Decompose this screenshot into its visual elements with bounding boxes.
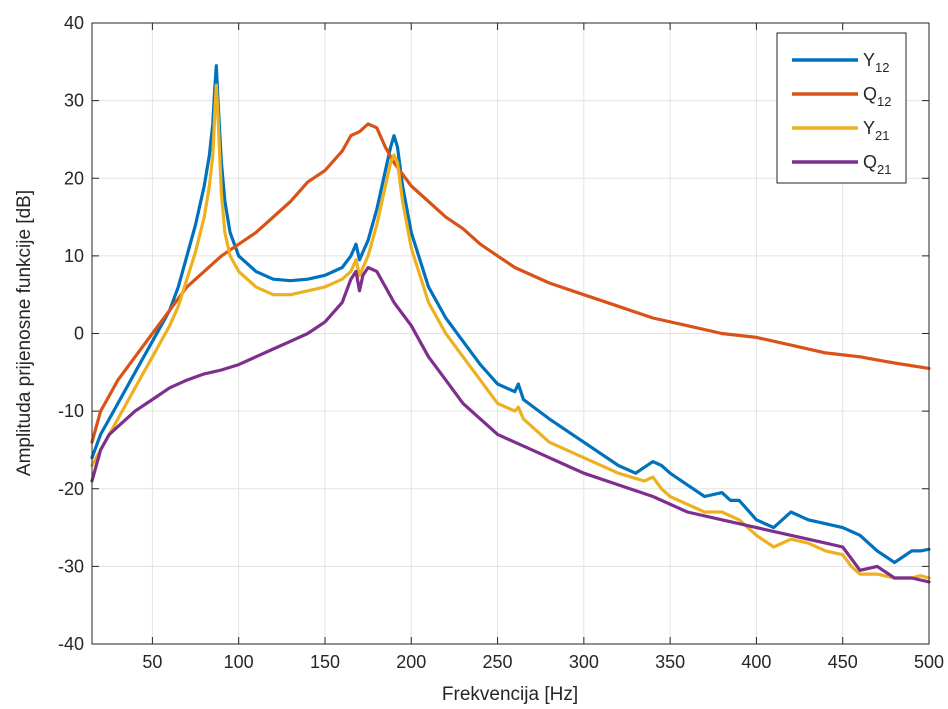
x-tick-label: 500 xyxy=(914,652,944,672)
y-tick-label: 40 xyxy=(64,13,84,33)
x-tick-label: 200 xyxy=(396,652,426,672)
legend-entry-subscript: 21 xyxy=(875,128,889,143)
x-tick-label: 100 xyxy=(224,652,254,672)
legend-entry-name: Y xyxy=(863,118,875,138)
legend-entry-label: Y21 xyxy=(863,118,889,143)
legend-entry-label: Q21 xyxy=(863,152,891,177)
y-axis-label: Amplituda prijenosne funkcije [dB] xyxy=(14,190,35,476)
legend-entry-label: Y12 xyxy=(863,50,889,75)
series-line-y21 xyxy=(90,83,931,580)
y-tick-label: 0 xyxy=(74,324,84,344)
y-tick-label: -10 xyxy=(58,401,84,421)
x-tick-label: 350 xyxy=(655,652,685,672)
series-line-q21 xyxy=(90,265,931,584)
y-tick-label: 30 xyxy=(64,91,84,111)
x-axis-label: Frekvencija [Hz] xyxy=(442,684,578,705)
x-tick-label: 300 xyxy=(569,652,599,672)
legend-entry-name: Q xyxy=(863,152,877,172)
y-tick-label: -30 xyxy=(58,556,84,576)
series-lines xyxy=(90,64,931,584)
legend-entry-name: Y xyxy=(863,50,875,70)
x-tick-label: 50 xyxy=(142,652,162,672)
axis-ticks: 50 100 150 200 250 300 350 400 450 500-40-30-20-1… xyxy=(58,13,944,672)
x-tick-label: 150 xyxy=(310,652,340,672)
series-line-y12 xyxy=(90,64,931,565)
legend-entry-subscript: 12 xyxy=(877,94,891,109)
y-tick-label: -40 xyxy=(58,634,84,654)
x-tick-label: 250 xyxy=(483,652,513,672)
legend-entry-name: Q xyxy=(863,84,877,104)
legend-entry-subscript: 21 xyxy=(877,162,891,177)
legend-entry-subscript: 12 xyxy=(875,60,889,75)
y-tick-label: 10 xyxy=(64,246,84,266)
y-tick-label: -20 xyxy=(58,479,84,499)
y-tick-label: 20 xyxy=(64,168,84,188)
legend-box xyxy=(776,32,907,184)
legend-entry-label: Q12 xyxy=(863,84,891,109)
x-tick-label: 400 xyxy=(741,652,771,672)
x-tick-label: 450 xyxy=(828,652,858,672)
- - - - -
* _WHAT IS NEEDED_
Format every line above as a JSON array of strings, one string per line. Omit blank lines and leave the picture out.

* _REPLY_
[
  "Decompose this screenshot into its visual elements with bounding boxes.",
  "x-tick-label: 500 xyxy=(914,652,944,672)",
  "y-tick-label: 40 xyxy=(64,13,84,33)",
  "x-tick-label: 200 xyxy=(396,652,426,672)",
  "legend-entry-subscript: 21 xyxy=(875,128,889,143)",
  "x-tick-label: 100 xyxy=(224,652,254,672)",
  "legend-entry-name: Y xyxy=(863,118,875,138)",
  "legend-entry-label: Y21 xyxy=(863,118,889,143)",
  "legend-entry-label: Q21 xyxy=(863,152,891,177)",
  "y-axis-label: Amplituda prijenosne funkcije [dB] xyxy=(14,190,35,476)",
  "legend-entry-label: Y12 xyxy=(863,50,889,75)",
  "series-line-y21 xyxy=(90,83,931,580)",
  "y-tick-label: 0 xyxy=(74,324,84,344)",
  "y-tick-label: -10 xyxy=(58,401,84,421)",
  "x-tick-label: 350 xyxy=(655,652,685,672)",
  "series-line-q21 xyxy=(90,265,931,584)",
  "y-tick-label: 30 xyxy=(64,91,84,111)",
  "x-axis-label: Frekvencija [Hz] xyxy=(442,684,578,705)",
  "x-tick-label: 300 xyxy=(569,652,599,672)",
  "legend-entry-name: Q xyxy=(863,152,877,172)",
  "y-tick-label: -30 xyxy=(58,556,84,576)",
  "series-lines xyxy=(90,64,931,584)",
  "legend-entry-name: Y xyxy=(863,50,875,70)",
  "x-tick-label: 50 xyxy=(142,652,162,672)",
  "axis-ticks: 50 100 150 200 250 300 350 400 450 500-40-30-20-1… xyxy=(58,13,944,672)",
  "x-tick-label: 150 xyxy=(310,652,340,672)",
  "series-line-y12 xyxy=(90,64,931,565)",
  "legend-entry-subscript: 12 xyxy=(877,94,891,109)",
  "y-tick-label: -40 xyxy=(58,634,84,654)",
  "x-tick-label: 250 xyxy=(483,652,513,672)",
  "legend-entry-name: Q xyxy=(863,84,877,104)",
  "legend-entry-subscript: 21 xyxy=(877,162,891,177)",
  "legend-entry-subscript: 12 xyxy=(875,60,889,75)",
  "y-tick-label: 10 xyxy=(64,246,84,266)",
  "y-tick-label: -20 xyxy=(58,479,84,499)",
  "y-tick-label: 20 xyxy=(64,168,84,188)",
  "legend-box xyxy=(776,32,907,184)",
  "legend-entry-label: Q12 xyxy=(863,84,891,109)",
  "x-tick-label: 400 xyxy=(741,652,771,672)",
  "x-tick-label: 450 xyxy=(828,652,858,672)"
]